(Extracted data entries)
>>>

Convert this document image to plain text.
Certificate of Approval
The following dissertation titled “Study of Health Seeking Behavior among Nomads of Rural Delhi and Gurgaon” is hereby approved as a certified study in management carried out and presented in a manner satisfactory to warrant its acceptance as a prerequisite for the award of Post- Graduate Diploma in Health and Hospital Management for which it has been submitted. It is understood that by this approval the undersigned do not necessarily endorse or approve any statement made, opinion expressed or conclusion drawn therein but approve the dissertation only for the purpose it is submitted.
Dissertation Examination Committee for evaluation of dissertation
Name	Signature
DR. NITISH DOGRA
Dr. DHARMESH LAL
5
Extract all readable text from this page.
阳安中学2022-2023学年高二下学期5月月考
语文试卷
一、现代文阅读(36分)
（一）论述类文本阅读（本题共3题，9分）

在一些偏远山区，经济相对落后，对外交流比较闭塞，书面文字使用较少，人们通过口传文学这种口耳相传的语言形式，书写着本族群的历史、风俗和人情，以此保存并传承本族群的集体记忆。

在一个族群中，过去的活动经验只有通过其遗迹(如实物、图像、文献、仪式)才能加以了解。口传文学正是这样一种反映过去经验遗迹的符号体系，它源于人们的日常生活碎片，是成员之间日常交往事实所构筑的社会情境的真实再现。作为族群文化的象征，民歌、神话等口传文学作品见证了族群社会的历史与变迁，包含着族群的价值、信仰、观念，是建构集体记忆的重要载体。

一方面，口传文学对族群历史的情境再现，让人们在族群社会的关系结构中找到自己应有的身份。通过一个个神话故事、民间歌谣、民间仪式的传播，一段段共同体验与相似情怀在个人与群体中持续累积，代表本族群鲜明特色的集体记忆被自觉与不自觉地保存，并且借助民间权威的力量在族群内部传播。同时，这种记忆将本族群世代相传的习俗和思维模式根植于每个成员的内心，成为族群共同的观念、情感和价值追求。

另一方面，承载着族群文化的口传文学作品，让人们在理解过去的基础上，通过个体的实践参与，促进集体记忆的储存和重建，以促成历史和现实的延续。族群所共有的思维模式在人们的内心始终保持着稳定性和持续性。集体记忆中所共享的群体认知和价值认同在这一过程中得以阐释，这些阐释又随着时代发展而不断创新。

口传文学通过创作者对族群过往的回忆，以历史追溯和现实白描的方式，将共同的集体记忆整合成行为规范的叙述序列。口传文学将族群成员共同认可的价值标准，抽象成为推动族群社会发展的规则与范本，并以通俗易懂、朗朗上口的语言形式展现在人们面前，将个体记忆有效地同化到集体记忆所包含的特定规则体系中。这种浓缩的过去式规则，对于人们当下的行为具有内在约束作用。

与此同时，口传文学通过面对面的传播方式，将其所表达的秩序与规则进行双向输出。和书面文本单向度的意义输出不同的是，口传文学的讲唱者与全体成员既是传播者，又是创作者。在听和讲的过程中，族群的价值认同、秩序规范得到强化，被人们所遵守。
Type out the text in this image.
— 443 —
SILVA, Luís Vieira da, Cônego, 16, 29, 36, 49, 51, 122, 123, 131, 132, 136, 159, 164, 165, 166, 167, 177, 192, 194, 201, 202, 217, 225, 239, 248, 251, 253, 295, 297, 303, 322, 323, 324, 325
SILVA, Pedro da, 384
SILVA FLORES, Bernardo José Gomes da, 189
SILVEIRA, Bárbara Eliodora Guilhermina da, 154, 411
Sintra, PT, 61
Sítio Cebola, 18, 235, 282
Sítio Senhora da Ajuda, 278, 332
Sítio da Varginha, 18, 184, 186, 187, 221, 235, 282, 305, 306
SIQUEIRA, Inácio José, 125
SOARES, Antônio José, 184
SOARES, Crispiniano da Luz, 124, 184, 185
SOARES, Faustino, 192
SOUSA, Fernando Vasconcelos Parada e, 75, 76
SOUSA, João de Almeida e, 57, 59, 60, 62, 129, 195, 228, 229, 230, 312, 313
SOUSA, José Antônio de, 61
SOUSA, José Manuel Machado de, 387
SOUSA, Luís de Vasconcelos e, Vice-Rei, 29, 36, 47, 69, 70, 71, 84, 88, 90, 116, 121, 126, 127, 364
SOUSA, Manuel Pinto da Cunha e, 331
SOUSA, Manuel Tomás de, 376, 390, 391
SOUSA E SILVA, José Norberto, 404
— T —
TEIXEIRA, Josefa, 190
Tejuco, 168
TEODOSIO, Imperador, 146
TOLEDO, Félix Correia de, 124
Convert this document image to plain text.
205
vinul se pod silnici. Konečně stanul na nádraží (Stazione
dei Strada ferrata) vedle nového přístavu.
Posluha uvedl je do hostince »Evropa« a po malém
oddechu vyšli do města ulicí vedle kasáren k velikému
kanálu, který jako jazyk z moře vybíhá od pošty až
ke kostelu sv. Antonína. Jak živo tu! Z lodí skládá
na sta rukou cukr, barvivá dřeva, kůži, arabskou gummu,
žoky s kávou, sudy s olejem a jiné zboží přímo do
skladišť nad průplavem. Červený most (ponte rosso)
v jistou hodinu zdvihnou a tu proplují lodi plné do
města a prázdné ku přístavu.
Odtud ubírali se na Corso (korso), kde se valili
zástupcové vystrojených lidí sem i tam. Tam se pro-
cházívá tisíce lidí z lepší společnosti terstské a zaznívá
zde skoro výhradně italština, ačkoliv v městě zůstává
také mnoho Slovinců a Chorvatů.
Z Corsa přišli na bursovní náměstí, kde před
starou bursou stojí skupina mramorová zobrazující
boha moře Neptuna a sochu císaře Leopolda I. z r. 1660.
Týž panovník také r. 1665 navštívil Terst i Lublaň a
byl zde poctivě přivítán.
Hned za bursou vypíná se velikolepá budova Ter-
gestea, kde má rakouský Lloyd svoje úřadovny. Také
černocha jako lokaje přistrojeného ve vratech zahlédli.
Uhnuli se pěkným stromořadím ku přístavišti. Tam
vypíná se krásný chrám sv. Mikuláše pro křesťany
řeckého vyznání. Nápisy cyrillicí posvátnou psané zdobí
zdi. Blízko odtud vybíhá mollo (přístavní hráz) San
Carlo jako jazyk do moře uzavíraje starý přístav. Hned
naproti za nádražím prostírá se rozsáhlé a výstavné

<<<

**WHAT YOU SHOULD DO:** Gather all lines of the records that include the word "jazyk".

**RESULT BELOW:**
kanálu, který jako jazyk z moře vybíhá od pošty až
Carlo jako jazyk do moře uzavíraje starý přístav. Hned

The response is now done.